◆ **Selected extract**

Recent advances in artificial intelligence might make this seem like a rhetorical question. What, indeed, is the point of spending hours writing your own sentences and paragraphs when a large language model can do it for you in seconds? I suspect, however, that writing now seems pointless to students, and even some scholars, because they were writing for the wrong reasons before the new technology arrived. It is quite common these days for writing instructors to try to shift the focus from the product to the process, and in a certain sense that’s also what I’d like to do, but I think the problem is mainly what we think the effect of writing is. What are we trying to bring about with our writing? What is the change we seek when we write?

One very natural way to answer this question is to think of the reader. We write in order to somehow affect the mind of our readers, whether to inform, enlighten, provoke, or entertain them. The change we seek is in the readership, i.e., the population of people who read our texts. At a broader level, we might say that we’re trying to influence “the conversation”; we’re trying to change the way a topic is talked about, shift the agenda, raise new questions, reframe the issues. After our text is published, we imagine, people will have accommodate its rhetoric. We may not yet have changed their minds, but something will at some point have to give. We have made a contribution.

A much more cynical answer is to focus on the name we make for ourselves when we write. We write in order to occupy a position in the discourse, to become a recognized “author” on the subject. In this category of answers are also things like writing to sell books and writing to build your list of publications. Writing to be cited would also count in this category, as would the students quest for a good grade. To have have such reasons is not in itself shameful, but it doesn’t point you toward a solution to the problem of writing well. There are too many “tricks of the trade” that will reach these kinds of goals but have little to do with the quality of your writing.

◆ **Information shown**
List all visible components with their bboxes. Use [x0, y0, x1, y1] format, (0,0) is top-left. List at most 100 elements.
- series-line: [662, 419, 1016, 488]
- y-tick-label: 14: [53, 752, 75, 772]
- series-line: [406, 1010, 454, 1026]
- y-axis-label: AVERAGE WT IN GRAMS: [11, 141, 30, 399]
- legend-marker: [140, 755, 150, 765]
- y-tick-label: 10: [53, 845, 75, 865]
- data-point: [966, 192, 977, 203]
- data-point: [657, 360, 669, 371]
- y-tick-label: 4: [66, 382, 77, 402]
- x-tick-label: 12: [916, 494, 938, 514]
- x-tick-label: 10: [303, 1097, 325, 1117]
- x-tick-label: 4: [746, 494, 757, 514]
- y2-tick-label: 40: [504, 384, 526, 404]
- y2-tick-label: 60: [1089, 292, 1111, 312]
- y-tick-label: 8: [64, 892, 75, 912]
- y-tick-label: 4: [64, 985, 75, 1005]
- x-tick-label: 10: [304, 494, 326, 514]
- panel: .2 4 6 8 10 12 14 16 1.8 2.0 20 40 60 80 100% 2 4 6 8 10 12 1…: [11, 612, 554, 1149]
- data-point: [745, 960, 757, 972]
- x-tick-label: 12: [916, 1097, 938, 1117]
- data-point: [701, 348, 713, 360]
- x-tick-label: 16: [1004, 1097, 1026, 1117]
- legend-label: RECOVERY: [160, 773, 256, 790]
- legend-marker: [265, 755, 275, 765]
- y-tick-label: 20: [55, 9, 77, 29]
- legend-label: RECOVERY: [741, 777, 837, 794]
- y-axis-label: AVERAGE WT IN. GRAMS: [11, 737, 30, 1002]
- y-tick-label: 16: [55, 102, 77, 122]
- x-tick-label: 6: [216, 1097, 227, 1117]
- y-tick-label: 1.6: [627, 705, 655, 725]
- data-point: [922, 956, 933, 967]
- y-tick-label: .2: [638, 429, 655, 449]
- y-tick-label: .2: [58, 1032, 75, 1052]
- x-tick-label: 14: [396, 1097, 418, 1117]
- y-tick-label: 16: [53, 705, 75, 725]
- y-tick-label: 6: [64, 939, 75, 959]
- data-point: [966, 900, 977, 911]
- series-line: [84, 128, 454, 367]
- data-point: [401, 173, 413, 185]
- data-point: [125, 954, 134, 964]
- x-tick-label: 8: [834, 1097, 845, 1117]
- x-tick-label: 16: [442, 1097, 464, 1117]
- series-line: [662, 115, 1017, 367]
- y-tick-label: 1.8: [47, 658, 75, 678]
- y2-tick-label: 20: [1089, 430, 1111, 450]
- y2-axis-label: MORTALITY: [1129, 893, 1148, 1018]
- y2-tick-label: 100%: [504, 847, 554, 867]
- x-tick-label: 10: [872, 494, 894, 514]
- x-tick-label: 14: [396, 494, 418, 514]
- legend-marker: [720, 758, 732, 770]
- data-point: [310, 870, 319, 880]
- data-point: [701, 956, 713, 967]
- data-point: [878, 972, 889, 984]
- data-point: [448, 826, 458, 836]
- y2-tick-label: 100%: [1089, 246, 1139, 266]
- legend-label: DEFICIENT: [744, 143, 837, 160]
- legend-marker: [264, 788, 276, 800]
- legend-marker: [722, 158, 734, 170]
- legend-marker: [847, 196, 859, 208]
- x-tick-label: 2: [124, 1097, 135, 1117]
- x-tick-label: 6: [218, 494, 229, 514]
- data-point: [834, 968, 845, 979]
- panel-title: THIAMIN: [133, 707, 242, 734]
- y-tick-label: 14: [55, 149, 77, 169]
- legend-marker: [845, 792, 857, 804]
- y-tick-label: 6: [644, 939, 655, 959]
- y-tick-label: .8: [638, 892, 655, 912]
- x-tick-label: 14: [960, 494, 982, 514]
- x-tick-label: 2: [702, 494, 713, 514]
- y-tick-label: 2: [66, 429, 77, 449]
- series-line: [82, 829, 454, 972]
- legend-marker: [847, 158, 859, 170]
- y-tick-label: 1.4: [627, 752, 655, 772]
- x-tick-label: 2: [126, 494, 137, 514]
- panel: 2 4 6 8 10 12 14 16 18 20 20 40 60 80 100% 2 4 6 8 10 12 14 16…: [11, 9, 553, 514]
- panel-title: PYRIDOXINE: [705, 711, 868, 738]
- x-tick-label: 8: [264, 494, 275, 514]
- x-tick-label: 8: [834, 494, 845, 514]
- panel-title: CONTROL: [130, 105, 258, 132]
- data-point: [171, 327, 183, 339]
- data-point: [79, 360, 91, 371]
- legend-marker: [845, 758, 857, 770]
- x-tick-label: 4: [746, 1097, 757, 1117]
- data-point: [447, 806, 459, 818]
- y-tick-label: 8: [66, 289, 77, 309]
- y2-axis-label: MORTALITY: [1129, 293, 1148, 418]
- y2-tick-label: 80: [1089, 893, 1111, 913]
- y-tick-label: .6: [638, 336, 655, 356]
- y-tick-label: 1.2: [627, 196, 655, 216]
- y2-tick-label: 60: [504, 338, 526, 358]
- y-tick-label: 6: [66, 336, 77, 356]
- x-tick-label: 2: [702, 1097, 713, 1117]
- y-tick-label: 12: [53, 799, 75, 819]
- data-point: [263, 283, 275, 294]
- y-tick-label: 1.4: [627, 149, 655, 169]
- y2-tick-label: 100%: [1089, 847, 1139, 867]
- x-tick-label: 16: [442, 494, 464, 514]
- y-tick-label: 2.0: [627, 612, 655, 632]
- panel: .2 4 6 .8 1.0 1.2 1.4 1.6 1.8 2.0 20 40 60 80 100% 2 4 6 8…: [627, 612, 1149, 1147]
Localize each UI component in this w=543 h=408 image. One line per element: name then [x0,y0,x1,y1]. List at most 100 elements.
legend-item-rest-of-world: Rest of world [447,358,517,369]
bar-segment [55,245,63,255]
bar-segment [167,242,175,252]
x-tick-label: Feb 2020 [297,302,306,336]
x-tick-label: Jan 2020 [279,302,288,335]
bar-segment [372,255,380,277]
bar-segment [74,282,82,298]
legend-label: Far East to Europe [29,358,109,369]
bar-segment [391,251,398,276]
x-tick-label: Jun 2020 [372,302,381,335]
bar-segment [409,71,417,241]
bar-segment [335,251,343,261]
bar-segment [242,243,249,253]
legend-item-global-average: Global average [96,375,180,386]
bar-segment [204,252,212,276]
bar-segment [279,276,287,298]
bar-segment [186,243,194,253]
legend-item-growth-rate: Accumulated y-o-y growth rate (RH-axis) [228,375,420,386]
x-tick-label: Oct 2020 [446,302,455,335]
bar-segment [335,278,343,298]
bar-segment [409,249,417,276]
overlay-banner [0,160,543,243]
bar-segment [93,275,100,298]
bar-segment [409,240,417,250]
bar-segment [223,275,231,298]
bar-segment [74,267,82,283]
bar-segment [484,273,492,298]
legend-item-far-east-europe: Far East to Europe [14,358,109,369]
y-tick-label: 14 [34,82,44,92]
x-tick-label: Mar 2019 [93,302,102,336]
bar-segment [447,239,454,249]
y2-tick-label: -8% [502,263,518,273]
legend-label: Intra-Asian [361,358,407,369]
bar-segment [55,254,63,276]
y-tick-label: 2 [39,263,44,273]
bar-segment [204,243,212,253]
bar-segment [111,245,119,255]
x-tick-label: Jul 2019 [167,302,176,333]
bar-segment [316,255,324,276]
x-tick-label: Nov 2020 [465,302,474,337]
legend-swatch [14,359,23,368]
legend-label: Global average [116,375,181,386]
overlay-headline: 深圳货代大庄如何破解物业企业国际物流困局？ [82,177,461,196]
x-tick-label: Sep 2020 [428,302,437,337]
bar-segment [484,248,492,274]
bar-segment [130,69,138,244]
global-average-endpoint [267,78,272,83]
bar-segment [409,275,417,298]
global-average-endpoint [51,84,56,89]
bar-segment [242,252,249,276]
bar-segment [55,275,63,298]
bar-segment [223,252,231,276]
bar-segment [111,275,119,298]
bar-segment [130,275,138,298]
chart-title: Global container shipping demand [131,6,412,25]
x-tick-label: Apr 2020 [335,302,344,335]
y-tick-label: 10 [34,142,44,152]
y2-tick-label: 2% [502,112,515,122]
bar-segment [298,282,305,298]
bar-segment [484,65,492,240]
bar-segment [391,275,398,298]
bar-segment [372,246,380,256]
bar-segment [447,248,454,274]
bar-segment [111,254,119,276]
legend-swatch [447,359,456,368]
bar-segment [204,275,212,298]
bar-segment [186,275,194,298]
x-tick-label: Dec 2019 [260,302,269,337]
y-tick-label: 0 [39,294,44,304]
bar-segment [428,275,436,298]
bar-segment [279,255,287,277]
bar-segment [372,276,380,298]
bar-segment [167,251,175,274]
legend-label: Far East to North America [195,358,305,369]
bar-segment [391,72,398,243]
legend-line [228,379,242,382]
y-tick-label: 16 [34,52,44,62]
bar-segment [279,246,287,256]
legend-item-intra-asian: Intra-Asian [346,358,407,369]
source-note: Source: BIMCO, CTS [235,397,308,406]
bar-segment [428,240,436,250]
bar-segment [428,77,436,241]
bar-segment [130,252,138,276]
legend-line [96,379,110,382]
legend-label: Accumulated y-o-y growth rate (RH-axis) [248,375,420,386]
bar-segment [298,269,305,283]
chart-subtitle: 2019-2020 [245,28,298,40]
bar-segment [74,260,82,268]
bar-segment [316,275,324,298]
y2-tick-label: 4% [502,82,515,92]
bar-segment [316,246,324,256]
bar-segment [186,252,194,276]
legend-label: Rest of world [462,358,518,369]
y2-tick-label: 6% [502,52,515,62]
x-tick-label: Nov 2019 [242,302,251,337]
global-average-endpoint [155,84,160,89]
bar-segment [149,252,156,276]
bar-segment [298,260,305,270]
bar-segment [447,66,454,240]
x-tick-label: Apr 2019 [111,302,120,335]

◆ **Problem set**
A. In the passage on the purpose of writing, why does the author say that writing to make a name for yourself doesn't help you write well? Answer in one to three sentences.
B. According to the passage on the purpose of writing, where is the change we seek when we write to affect the minds of our readers?
C. Continue the passage on the purpose of writing from its last sentence.

◆ **Responses for each task**
A. Many "tricks of the trade" can win recognition, sales, publications, citations or good grades, but they have little to do with the quality of the writing.

B. In the readership, the population of people who read our texts.

C.
Importantly (for this post, anyway) is that both sorts of reasons are also increasingly going to be reasons to let AI do your writing for you. Language models are only going to get better, and since they are trained on the very discourse you are either trying to affect or impress, their competence to reach your goals may often be greater than your own. If these are your main reasons to write, then, you will find them more and more useful.

The obvious alternative that I’m heading towards is to seek reasons to write within yourself, rather than in your environment. Write for the clarity it brings or the pleasure it affords. Write because it improves your mind, not the minds of your readers. In the future, as most of the prose we need to get by (the prose that stores and transmits useful information) is produced by machines, we will write for the same reason that we swim, rides bikes, jog, go to the gym. It will be something that we enjoy doing (most of the time) and makes us better able to accomplish (and enjoy) our other activities. It will keep us mentally — indeed, spiritually — healthy. A serious scholar (and a serious student) will attend to the reading and writing much as serious athlete attends to their diet and exercise.

It will also open our thinking to criticism from qualified peers. But that is something I harp on about often enough. Today, let me just remind you that learning that you’re wrong is still learning. Enjoy that too.